Given instruction:
Put everything in the records below from the line containing "- text-line: rence" down to the line containing "- text-line: formerly", both of those lines included, into a JSON list of strings, one string per line, skipping any blank lines.

Material:
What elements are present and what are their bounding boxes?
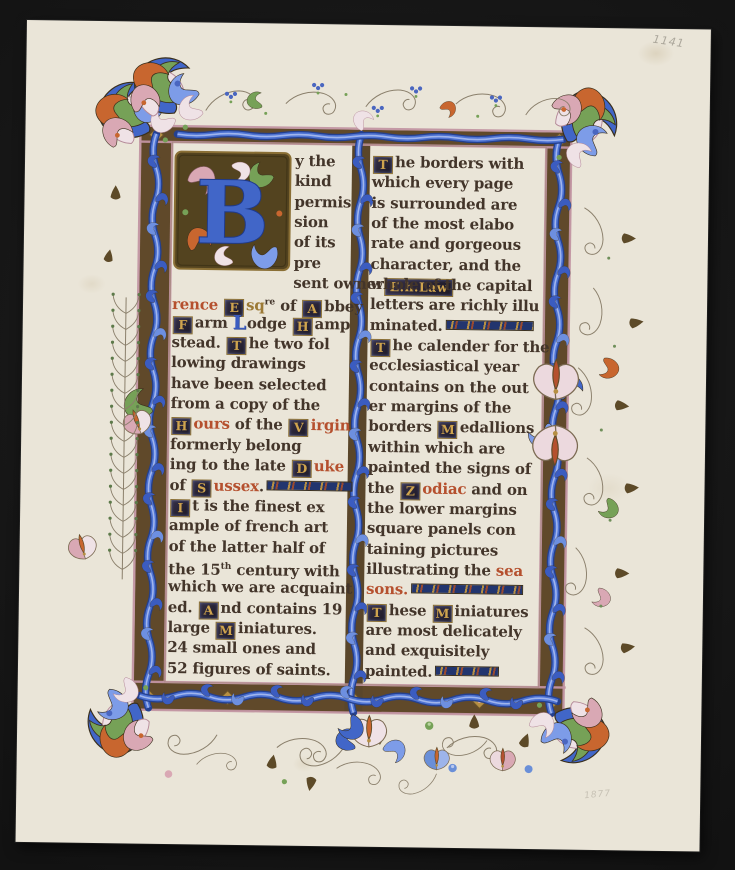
- text-line: rence Esqre of Abbey: [172, 291, 348, 314]
- text-segment: the lower margins: [367, 499, 517, 519]
- pencil-inventory-number: 1141: [652, 33, 686, 51]
- text-segment: borders: [368, 417, 437, 436]
- text-segment: the: [367, 478, 399, 496]
- text-segment: amp: [315, 315, 351, 333]
- text-segment: hese: [389, 601, 432, 620]
- text-segment: painted.: [365, 661, 433, 680]
- text-line: painted.: [365, 660, 538, 683]
- text-line: formerly belong: [170, 434, 346, 457]
- text-line: of the most elabo: [371, 213, 544, 236]
- text-segment: ecclesiastical year: [369, 356, 519, 376]
- text-segment: iniatures: [454, 602, 528, 621]
- left-text-column: B y thekindpermissionof itspresent owner…: [167, 149, 350, 680]
- flower-ornament: [66, 531, 99, 562]
- text-segment: and exquisitely: [365, 641, 489, 661]
- text-segment: sion: [294, 213, 329, 231]
- corner-flourish-top-left: [90, 74, 179, 150]
- text-segment: square panels con: [367, 519, 516, 539]
- text-line: the Zodiac and on: [367, 477, 540, 500]
- text-segment: pre: [294, 253, 322, 271]
- drop-cap-letter: B: [195, 162, 269, 264]
- text-line: The calender for the: [369, 335, 542, 358]
- text-line: have been selected: [171, 373, 347, 396]
- text-segment: ample of french art: [169, 516, 328, 536]
- text-line: illustrating the sea: [366, 559, 539, 582]
- text-segment: re: [265, 298, 276, 308]
- text-segment: sea: [496, 561, 523, 579]
- text-segment: 24 small ones and: [167, 638, 316, 658]
- text-segment: ed.: [168, 598, 198, 616]
- text-segment: kind: [295, 172, 332, 191]
- text-line: the 15th century with: [168, 556, 344, 579]
- text-segment: irgin: [311, 416, 351, 435]
- text-segment: he borders with: [395, 153, 524, 173]
- text-segment: .: [259, 477, 264, 495]
- text-line: Hours of the Virgin: [170, 414, 346, 437]
- illuminated-capital: D: [292, 460, 312, 478]
- text-segment: 52 figures of saints.: [167, 659, 331, 679]
- text-segment: he two fol: [249, 334, 330, 353]
- text-segment: ussex: [213, 476, 259, 495]
- text-segment: th: [221, 562, 232, 572]
- text-segment: of the: [230, 415, 288, 434]
- pencil-date-mark: 1877: [584, 789, 612, 801]
- text-line: which every page: [372, 172, 545, 195]
- text-line: Farm Lodge Hamp: [172, 312, 348, 335]
- right-penwork-spray: [564, 205, 646, 676]
- vine-ornament: [177, 133, 563, 141]
- text-segment: large: [167, 618, 215, 637]
- text-line: ing to the late Duke: [170, 454, 346, 477]
- ornamental-line-filler: [267, 480, 353, 491]
- ornamental-line-filler: [435, 665, 499, 676]
- text-segment: which we are acquaint: [168, 577, 352, 598]
- text-line: which we are acquaint: [168, 576, 344, 599]
- text-segment: nd contains 19: [220, 598, 342, 618]
- text-line: ecclesiastical year: [369, 355, 542, 378]
- flower-ornament: [490, 748, 515, 771]
- text-line: are most delicately: [365, 620, 538, 643]
- text-line: the lower margins: [367, 498, 540, 521]
- text-segment: y the: [295, 152, 336, 171]
- text-line: from a copy of the: [171, 393, 347, 416]
- flower-ornament: [424, 747, 449, 770]
- text-segment: er margins of the: [369, 397, 512, 417]
- ornamental-line-filler: [411, 584, 523, 596]
- text-segment: taining pictures: [367, 539, 499, 559]
- text-segment: minated.: [370, 316, 443, 335]
- text-segment: ing to the late: [170, 455, 291, 475]
- text-segment: which every page: [372, 173, 514, 193]
- corner-flourish-top-right: [548, 82, 624, 171]
- photo-backdrop: 1141 1877 B y thekindpermissionof itspre…: [0, 0, 735, 870]
- text-segment: character, and the: [371, 255, 522, 275]
- text-segment: and on: [466, 480, 527, 499]
- text-line: large Miniatures.: [167, 617, 343, 640]
- text-segment: permis: [294, 192, 351, 211]
- text-line: taining pictures: [367, 538, 540, 561]
- text-segment: painted the signs of: [368, 458, 532, 478]
- manuscript-leaf: 1141 1877 B y thekindpermissionof itspre…: [16, 20, 711, 851]
- text-segment: arm: [195, 313, 233, 332]
- text-line: ample of french art: [169, 515, 345, 538]
- text-segment: odiac: [422, 479, 466, 498]
- text-line: sent ownerE.h.Law: [172, 271, 348, 294]
- corner-flourish-top-left-outer: [113, 36, 225, 142]
- text-segment: is surrounded are: [371, 194, 517, 214]
- text-line: These Miniatures: [366, 599, 539, 622]
- ornamental-line-filler: [445, 320, 533, 331]
- text-line: minated.: [370, 315, 543, 338]
- right-text-column: The borders withwhich every pageis surro…: [365, 152, 545, 683]
- text-segment: uke: [314, 457, 344, 475]
- text-line: 24 small ones and: [167, 637, 343, 660]
- flower-ornament: [120, 405, 155, 438]
- text-segment: stead.: [171, 333, 225, 352]
- text-segment: of the latter half of: [169, 537, 326, 557]
- text-line: character, and the: [370, 254, 543, 277]
- corner-flourish-bottom-left: [80, 674, 156, 763]
- illuminated-capital: H: [171, 418, 191, 436]
- left-penwork-feather: [99, 185, 142, 579]
- text-segment: lowing drawings: [171, 353, 306, 373]
- text-segment: rate and gorgeous: [371, 234, 521, 254]
- text-line: and exquisitely: [365, 640, 538, 663]
- drop-cap-ornament: B: [173, 150, 293, 272]
- text-segment: sq: [246, 296, 265, 314]
- text-line: whole of the capital: [370, 274, 543, 297]
- text-segment: t is the finest ex: [192, 496, 324, 516]
- text-segment: have been selected: [171, 374, 327, 394]
- text-line: er margins of the: [369, 396, 542, 419]
- text-segment: within which are: [368, 438, 505, 458]
- text-segment: formerly belong: [170, 435, 302, 455]
- text-line: It is the finest ex: [169, 495, 345, 518]
- text-segment: iniatures.: [238, 619, 317, 638]
- vine-ornament: [139, 680, 557, 712]
- text-segment: are most delicately: [365, 621, 521, 641]
- illuminated-capital: Z: [400, 482, 420, 500]
- text-segment: illustrating the: [366, 560, 496, 580]
- illuminated-capital: L: [233, 312, 246, 334]
- drop-cap-B: B: [173, 150, 293, 272]
- illuminated-border-ornaments: [15, 20, 714, 870]
- text-line: contains on the out: [369, 376, 542, 399]
- text-line: square panels con: [367, 518, 540, 541]
- text-segment: whole of the capital: [370, 275, 532, 295]
- text-segment: of its: [294, 233, 336, 252]
- text-line: within which are: [368, 437, 541, 460]
- text-line: ed. And contains 19: [168, 597, 344, 620]
- text-line: stead. The two fol: [171, 332, 347, 355]
- text-line: sons.: [366, 579, 539, 602]
- flower-ornament: [351, 715, 386, 747]
- text-segment: of: [169, 476, 190, 494]
- text-segment: of: [275, 297, 301, 315]
- text-line: The borders with: [372, 152, 545, 175]
- text-line: letters are richly illu: [370, 294, 543, 317]
- text-line: rate and gorgeous: [371, 233, 544, 256]
- text-line: 52 figures of saints.: [167, 658, 343, 681]
- text-line: lowing drawings: [171, 352, 347, 375]
- text-segment: from a copy of the: [171, 394, 321, 414]
- text-line: of the latter half of: [169, 536, 345, 559]
- text-line: of Sussex.: [169, 475, 345, 498]
- bottom-penwork-spray: [164, 710, 533, 800]
- illuminated-capital: V: [289, 419, 309, 437]
- vine-ornament: [541, 139, 575, 713]
- text-segment: letters are richly illu: [370, 295, 540, 315]
- top-penwork-spray: [203, 81, 571, 121]
- text-line: painted the signs of: [368, 457, 541, 480]
- text-segment: ours: [193, 415, 230, 434]
- text-segment: he calender for the: [392, 336, 549, 356]
- text-segment: contains on the out: [369, 377, 529, 397]
- text-segment: odge: [247, 314, 292, 333]
- text-segment: of the most elabo: [371, 214, 514, 234]
- illuminated-capital: M: [438, 421, 458, 439]
- text-line: borders Medallions: [368, 416, 541, 439]
- text-segment: edallions: [460, 419, 535, 438]
- text-line: is surrounded are: [371, 193, 544, 216]
- text-segment: sons.: [366, 580, 408, 599]
- corner-flourish-bottom-right: [526, 694, 615, 770]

Expected output:
[
  "- text-line: rence Esqre of Abbey: [172, 291, 348, 314]",
  "- text-segment: the lower margins: [367, 499, 517, 519]",
  "- pencil-inventory-number: 1141: [652, 33, 686, 51]",
  "- text-segment: borders: [368, 417, 437, 436]",
  "- text-segment: the: [367, 478, 399, 496]",
  "- text-segment: amp: [315, 315, 351, 333]",
  "- text-segment: hese: [389, 601, 432, 620]",
  "- text-segment: painted.: [365, 661, 433, 680]",
  "- text-line: painted.: [365, 660, 538, 683]",
  "- text-line: formerly belong: [170, 434, 346, 457]"
]